┏━━
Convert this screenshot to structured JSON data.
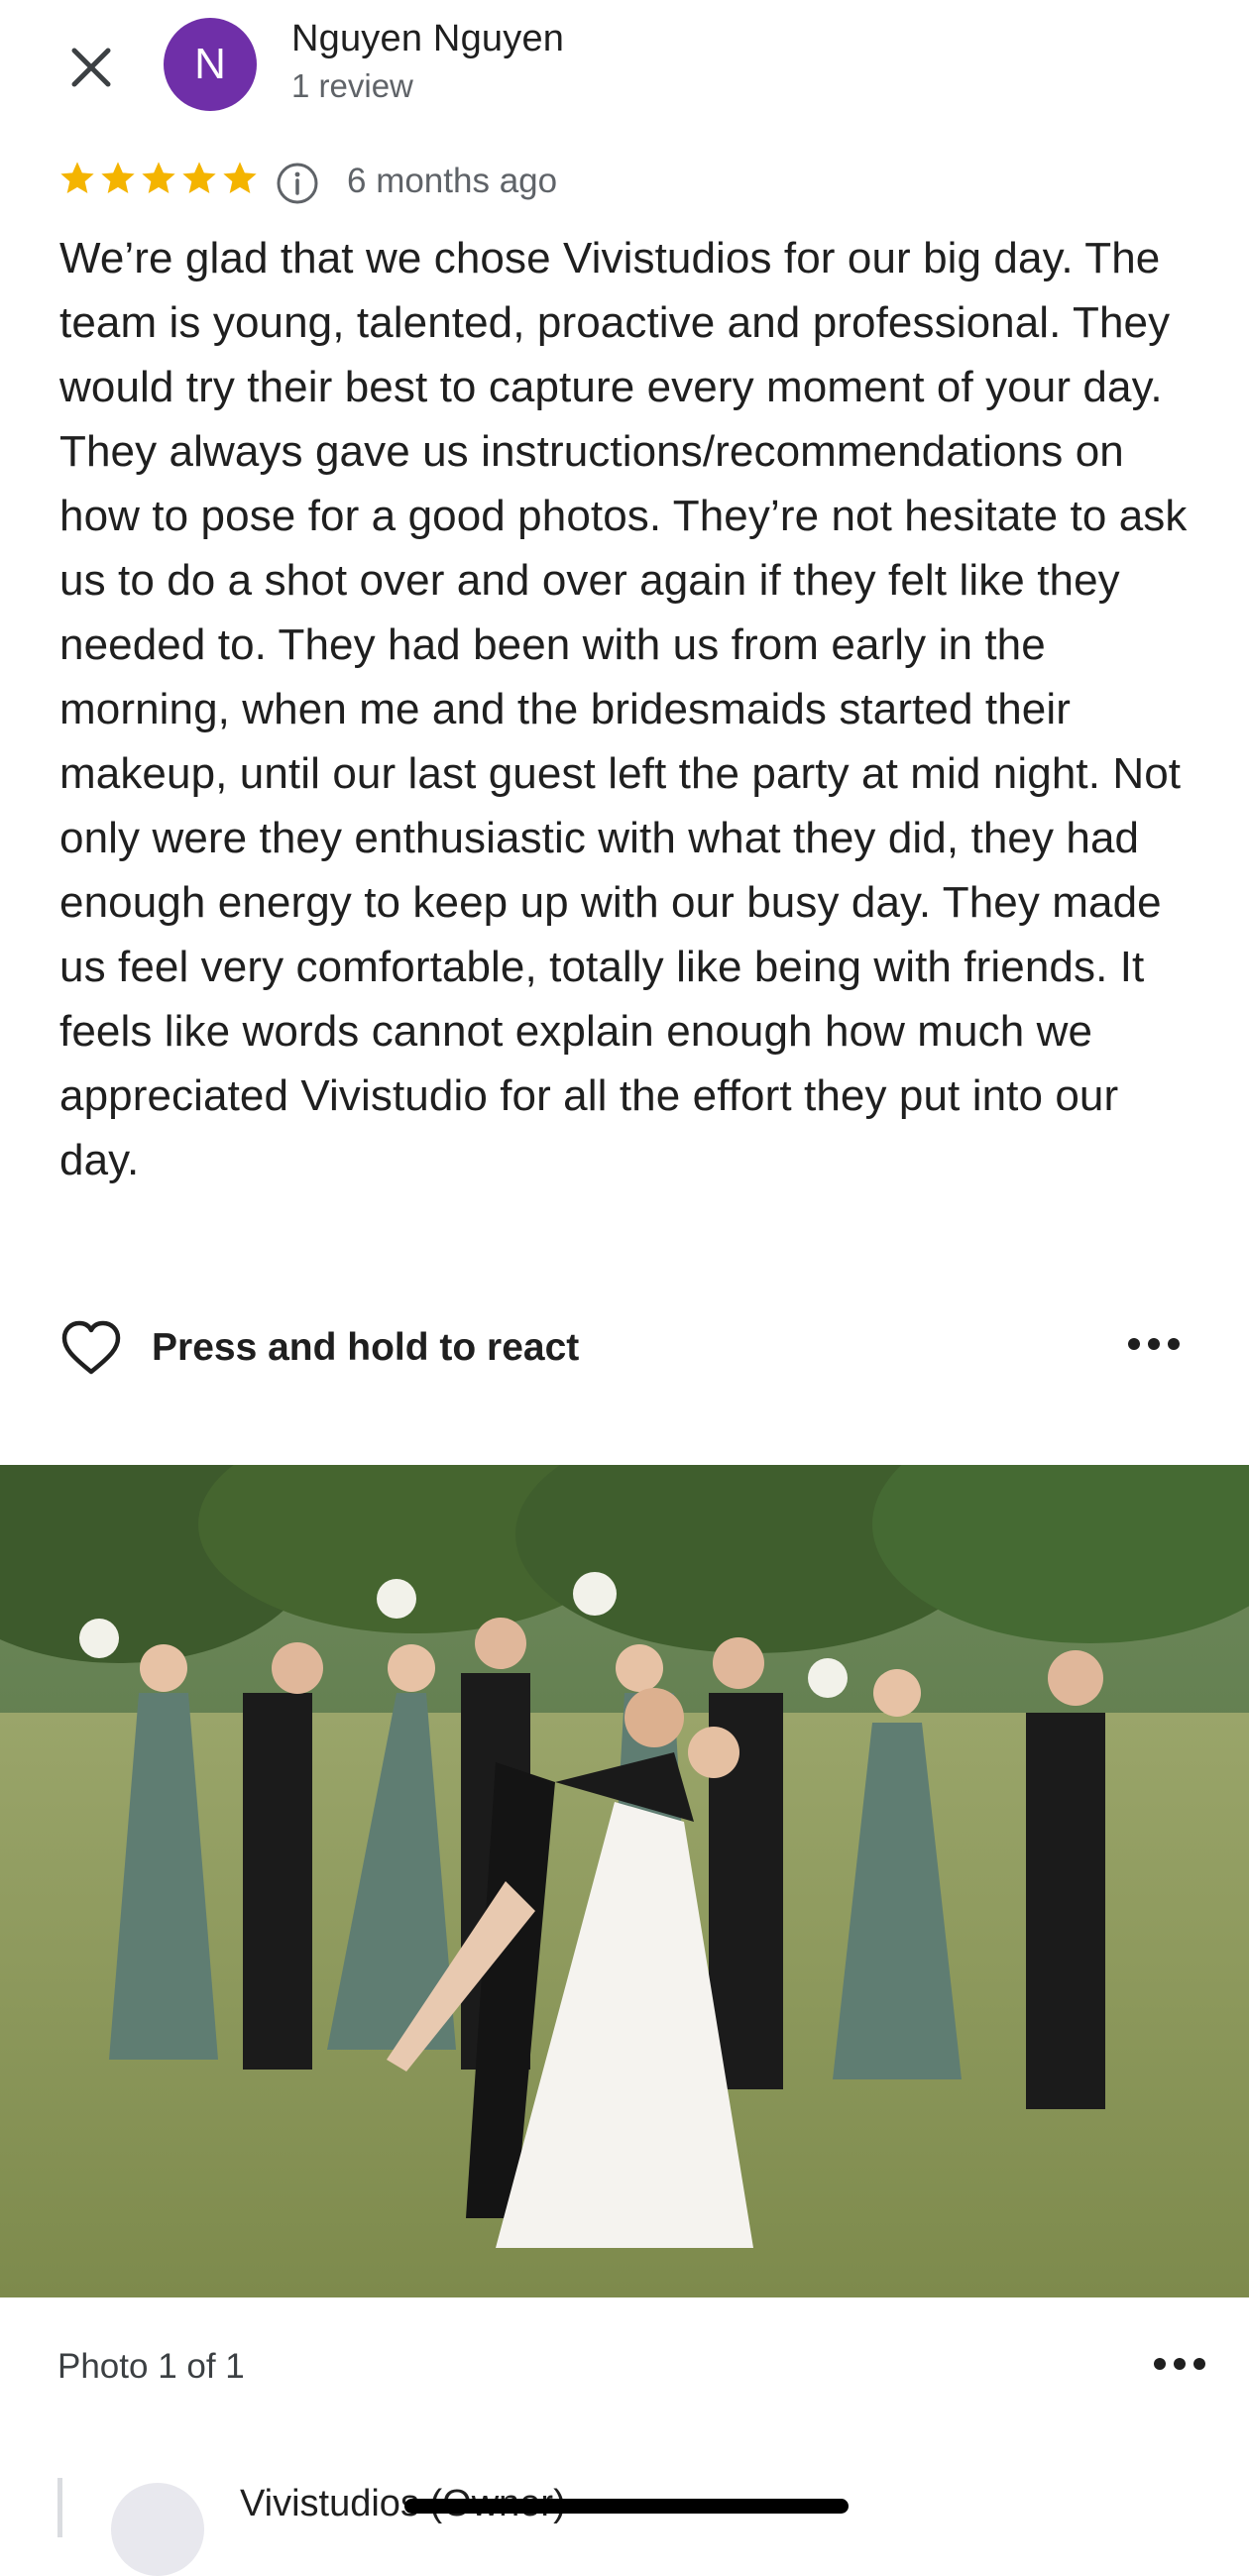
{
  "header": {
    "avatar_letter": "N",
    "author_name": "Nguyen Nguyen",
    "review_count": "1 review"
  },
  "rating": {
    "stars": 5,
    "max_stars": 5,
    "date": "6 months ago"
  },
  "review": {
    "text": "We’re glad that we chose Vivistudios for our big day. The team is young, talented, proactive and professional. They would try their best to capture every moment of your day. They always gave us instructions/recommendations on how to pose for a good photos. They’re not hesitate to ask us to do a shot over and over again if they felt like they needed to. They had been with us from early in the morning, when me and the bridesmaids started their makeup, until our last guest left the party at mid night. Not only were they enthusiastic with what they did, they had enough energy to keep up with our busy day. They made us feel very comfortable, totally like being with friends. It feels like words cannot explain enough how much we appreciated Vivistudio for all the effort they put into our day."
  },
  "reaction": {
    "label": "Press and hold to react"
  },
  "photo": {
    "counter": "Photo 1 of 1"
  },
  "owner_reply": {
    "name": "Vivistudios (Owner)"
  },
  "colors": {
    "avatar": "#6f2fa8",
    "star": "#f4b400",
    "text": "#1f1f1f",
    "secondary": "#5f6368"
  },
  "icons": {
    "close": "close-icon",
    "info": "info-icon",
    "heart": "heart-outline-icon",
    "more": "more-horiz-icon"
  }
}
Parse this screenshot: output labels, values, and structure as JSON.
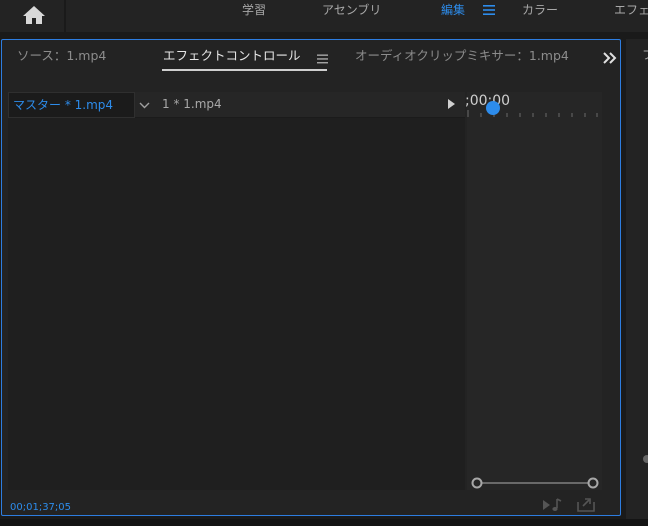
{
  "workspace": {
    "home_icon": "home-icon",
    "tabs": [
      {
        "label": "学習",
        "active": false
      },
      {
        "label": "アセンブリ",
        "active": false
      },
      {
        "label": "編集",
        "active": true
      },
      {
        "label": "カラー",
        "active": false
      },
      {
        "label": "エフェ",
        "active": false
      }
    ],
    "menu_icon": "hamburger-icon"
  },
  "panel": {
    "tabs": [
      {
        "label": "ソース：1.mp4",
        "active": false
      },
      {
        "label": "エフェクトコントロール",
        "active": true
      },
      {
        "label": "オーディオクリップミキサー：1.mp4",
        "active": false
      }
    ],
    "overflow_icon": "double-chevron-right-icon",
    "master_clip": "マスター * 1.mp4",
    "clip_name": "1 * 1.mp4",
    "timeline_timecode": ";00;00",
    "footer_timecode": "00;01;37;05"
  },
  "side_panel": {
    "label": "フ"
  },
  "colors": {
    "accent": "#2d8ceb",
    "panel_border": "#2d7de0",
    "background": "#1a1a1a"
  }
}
┗━━
*Instructions for the task*: Exclude the pictures and transcribe all of the entries exactly.

*Solution for this exercise*:
Convert this screenshot to structured JSON data.
{
  "header": {
    "avatar_letter": "N",
    "author_name": "Nguyen Nguyen",
    "review_count": "1 review"
  },
  "rating": {
    "stars": 5,
    "max_stars": 5,
    "date": "6 months ago"
  },
  "review": {
    "text": "We’re glad that we chose Vivistudios for our big day. The team is young, talented, proactive and professional. They would try their best to capture every moment of your day. They always gave us instructions/recommendations on how to pose for a good photos. They’re not hesitate to ask us to do a shot over and over again if they felt like they needed to. They had been with us from early in the morning, when me and the bridesmaids started their makeup, until our last guest left the party at mid night. Not only were they enthusiastic with what they did, they had enough energy to keep up with our busy day. They made us feel very comfortable, totally like being with friends. It feels like words cannot explain enough how much we appreciated Vivistudio for all the effort they put into our day."
  },
  "reaction": {
    "label": "Press and hold to react"
  },
  "photo": {
    "counter": "Photo 1 of 1"
  },
  "owner_reply": {
    "name": "Vivistudios (Owner)"
  },
  "colors": {
    "avatar": "#6f2fa8",
    "star": "#f4b400",
    "text": "#1f1f1f",
    "secondary": "#5f6368"
  },
  "icons": {
    "close": "close-icon",
    "info": "info-icon",
    "heart": "heart-outline-icon",
    "more": "more-horiz-icon"
  }
}
Parse this screenshot: output labels, values, and structure as JSON.
{
  "workspace": {
    "home_icon": "home-icon",
    "tabs": [
      {
        "label": "学習",
        "active": false
      },
      {
        "label": "アセンブリ",
        "active": false
      },
      {
        "label": "編集",
        "active": true
      },
      {
        "label": "カラー",
        "active": false
      },
      {
        "label": "エフェ",
        "active": false
      }
    ],
    "menu_icon": "hamburger-icon"
  },
  "panel": {
    "tabs": [
      {
        "label": "ソース：1.mp4",
        "active": false
      },
      {
        "label": "エフェクトコントロール",
        "active": true
      },
      {
        "label": "オーディオクリップミキサー：1.mp4",
        "active": false
      }
    ],
    "overflow_icon": "double-chevron-right-icon",
    "master_clip": "マスター * 1.mp4",
    "clip_name": "1 * 1.mp4",
    "timeline_timecode": ";00;00",
    "footer_timecode": "00;01;37;05"
  },
  "side_panel": {
    "label": "フ"
  },
  "colors": {
    "accent": "#2d8ceb",
    "panel_border": "#2d7de0",
    "background": "#1a1a1a"
  }
}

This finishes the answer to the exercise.